(Records for processing):
----------------------------------------
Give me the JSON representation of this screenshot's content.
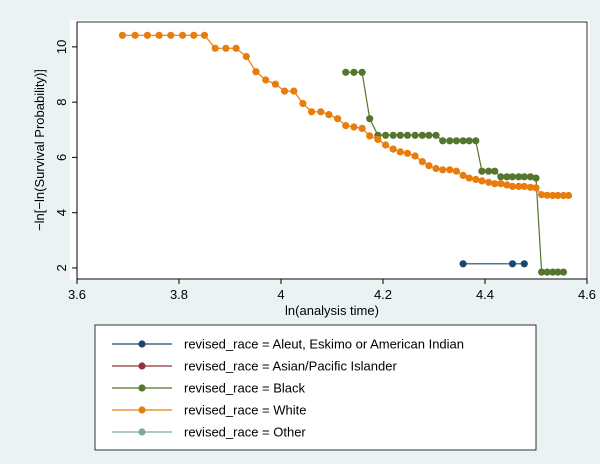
{
  "chart_data": {
    "type": "line",
    "title": "",
    "xlabel": "ln(analysis time)",
    "ylabel": "−ln[−ln(Survival Probability)]",
    "xlim": [
      3.6,
      4.6
    ],
    "ylim": [
      1.6,
      10.9
    ],
    "xticks": [
      3.6,
      3.8,
      4,
      4.2,
      4.4,
      4.6
    ],
    "xtick_labels": [
      "3.6",
      "3.8",
      "4",
      "4.2",
      "4.4",
      "4.6"
    ],
    "yticks": [
      2,
      4,
      6,
      8,
      10
    ],
    "ytick_labels": [
      "2",
      "4",
      "6",
      "8",
      "10"
    ],
    "grid": false,
    "legend_position": "bottom",
    "series": [
      {
        "name": "revised_race = Aleut, Eskimo or American Indian",
        "color": "#1a476f",
        "x": [
          4.357,
          4.454,
          4.477
        ],
        "y": [
          2.15,
          2.15,
          2.15
        ]
      },
      {
        "name": "revised_race = Asian/Pacific Islander",
        "color": "#90353b",
        "x": [],
        "y": []
      },
      {
        "name": "revised_race = Black",
        "color": "#55752f",
        "x": [
          4.127,
          4.143,
          4.159,
          4.174,
          4.19,
          4.205,
          4.22,
          4.234,
          4.248,
          4.263,
          4.277,
          4.29,
          4.304,
          4.317,
          4.331,
          4.344,
          4.357,
          4.369,
          4.382,
          4.394,
          4.407,
          4.419,
          4.431,
          4.443,
          4.454,
          4.466,
          4.477,
          4.489,
          4.5,
          4.511,
          4.522,
          4.533,
          4.543,
          4.554
        ],
        "y": [
          9.08,
          9.08,
          9.08,
          7.4,
          6.8,
          6.8,
          6.8,
          6.8,
          6.8,
          6.8,
          6.8,
          6.8,
          6.8,
          6.6,
          6.6,
          6.6,
          6.6,
          6.6,
          6.6,
          5.5,
          5.5,
          5.5,
          5.3,
          5.3,
          5.3,
          5.3,
          5.3,
          5.3,
          5.25,
          1.85,
          1.85,
          1.85,
          1.85,
          1.85
        ]
      },
      {
        "name": "revised_race = White",
        "color": "#e87d0e",
        "x": [
          3.689,
          3.714,
          3.738,
          3.761,
          3.784,
          3.807,
          3.829,
          3.85,
          3.871,
          3.892,
          3.912,
          3.932,
          3.951,
          3.97,
          3.989,
          4.007,
          4.025,
          4.043,
          4.06,
          4.078,
          4.094,
          4.111,
          4.127,
          4.143,
          4.159,
          4.174,
          4.19,
          4.205,
          4.22,
          4.234,
          4.248,
          4.263,
          4.277,
          4.29,
          4.304,
          4.317,
          4.331,
          4.344,
          4.357,
          4.369,
          4.382,
          4.394,
          4.407,
          4.419,
          4.431,
          4.443,
          4.454,
          4.466,
          4.477,
          4.489,
          4.5,
          4.511,
          4.522,
          4.533,
          4.543,
          4.554,
          4.564
        ],
        "y": [
          10.42,
          10.42,
          10.42,
          10.42,
          10.42,
          10.42,
          10.42,
          10.42,
          9.95,
          9.95,
          9.95,
          9.65,
          9.1,
          8.8,
          8.65,
          8.4,
          8.4,
          7.95,
          7.65,
          7.65,
          7.55,
          7.4,
          7.15,
          7.1,
          7.05,
          6.78,
          6.65,
          6.45,
          6.3,
          6.2,
          6.15,
          6.05,
          5.85,
          5.7,
          5.6,
          5.55,
          5.55,
          5.5,
          5.35,
          5.25,
          5.2,
          5.15,
          5.1,
          5.05,
          5.05,
          5.0,
          4.95,
          4.95,
          4.95,
          4.92,
          4.9,
          4.65,
          4.63,
          4.62,
          4.62,
          4.62,
          4.62
        ]
      },
      {
        "name": "revised_race = Other",
        "color": "#7ea8a0",
        "x": [],
        "y": []
      }
    ]
  }
}
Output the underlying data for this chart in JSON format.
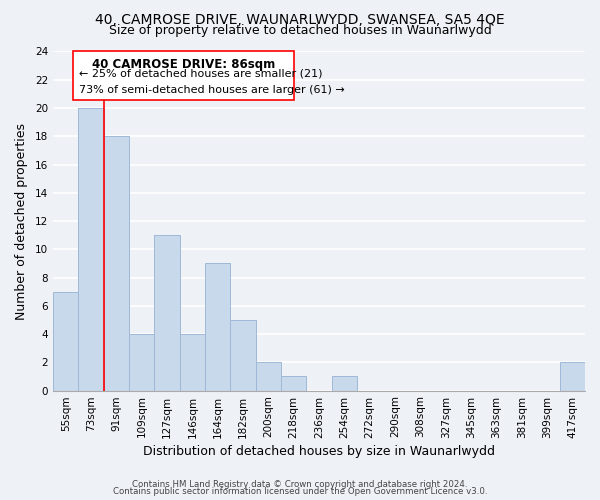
----------------------------------------
(Aim):
Write out the full set of lines verbatim, without the pictures.

(Expected output):
Give me the JSON representation of this screenshot's content.
{
  "chart_data": {
    "type": "line",
    "title": "",
    "xlabel": "ln(analysis time)",
    "ylabel": "−ln[−ln(Survival Probability)]",
    "xlim": [
      3.6,
      4.6
    ],
    "ylim": [
      1.6,
      10.9
    ],
    "xticks": [
      3.6,
      3.8,
      4,
      4.2,
      4.4,
      4.6
    ],
    "xtick_labels": [
      "3.6",
      "3.8",
      "4",
      "4.2",
      "4.4",
      "4.6"
    ],
    "yticks": [
      2,
      4,
      6,
      8,
      10
    ],
    "ytick_labels": [
      "2",
      "4",
      "6",
      "8",
      "10"
    ],
    "grid": false,
    "legend_position": "bottom",
    "series": [
      {
        "name": "revised_race = Aleut, Eskimo or American Indian",
        "color": "#1a476f",
        "x": [
          4.357,
          4.454,
          4.477
        ],
        "y": [
          2.15,
          2.15,
          2.15
        ]
      },
      {
        "name": "revised_race = Asian/Pacific Islander",
        "color": "#90353b",
        "x": [],
        "y": []
      },
      {
        "name": "revised_race = Black",
        "color": "#55752f",
        "x": [
          4.127,
          4.143,
          4.159,
          4.174,
          4.19,
          4.205,
          4.22,
          4.234,
          4.248,
          4.263,
          4.277,
          4.29,
          4.304,
          4.317,
          4.331,
          4.344,
          4.357,
          4.369,
          4.382,
          4.394,
          4.407,
          4.419,
          4.431,
          4.443,
          4.454,
          4.466,
          4.477,
          4.489,
          4.5,
          4.511,
          4.522,
          4.533,
          4.543,
          4.554
        ],
        "y": [
          9.08,
          9.08,
          9.08,
          7.4,
          6.8,
          6.8,
          6.8,
          6.8,
          6.8,
          6.8,
          6.8,
          6.8,
          6.8,
          6.6,
          6.6,
          6.6,
          6.6,
          6.6,
          6.6,
          5.5,
          5.5,
          5.5,
          5.3,
          5.3,
          5.3,
          5.3,
          5.3,
          5.3,
          5.25,
          1.85,
          1.85,
          1.85,
          1.85,
          1.85
        ]
      },
      {
        "name": "revised_race = White",
        "color": "#e87d0e",
        "x": [
          3.689,
          3.714,
          3.738,
          3.761,
          3.784,
          3.807,
          3.829,
          3.85,
          3.871,
          3.892,
          3.912,
          3.932,
          3.951,
          3.97,
          3.989,
          4.007,
          4.025,
          4.043,
          4.06,
          4.078,
          4.094,
          4.111,
          4.127,
          4.143,
          4.159,
          4.174,
          4.19,
          4.205,
          4.22,
          4.234,
          4.248,
          4.263,
          4.277,
          4.29,
          4.304,
          4.317,
          4.331,
          4.344,
          4.357,
          4.369,
          4.382,
          4.394,
          4.407,
          4.419,
          4.431,
          4.443,
          4.454,
          4.466,
          4.477,
          4.489,
          4.5,
          4.511,
          4.522,
          4.533,
          4.543,
          4.554,
          4.564
        ],
        "y": [
          10.42,
          10.42,
          10.42,
          10.42,
          10.42,
          10.42,
          10.42,
          10.42,
          9.95,
          9.95,
          9.95,
          9.65,
          9.1,
          8.8,
          8.65,
          8.4,
          8.4,
          7.95,
          7.65,
          7.65,
          7.55,
          7.4,
          7.15,
          7.1,
          7.05,
          6.78,
          6.65,
          6.45,
          6.3,
          6.2,
          6.15,
          6.05,
          5.85,
          5.7,
          5.6,
          5.55,
          5.55,
          5.5,
          5.35,
          5.25,
          5.2,
          5.15,
          5.1,
          5.05,
          5.05,
          5.0,
          4.95,
          4.95,
          4.95,
          4.92,
          4.9,
          4.65,
          4.63,
          4.62,
          4.62,
          4.62,
          4.62
        ]
      },
      {
        "name": "revised_race = Other",
        "color": "#7ea8a0",
        "x": [],
        "y": []
      }
    ]
  }
}
Output the underlying data for this chart in JSON format.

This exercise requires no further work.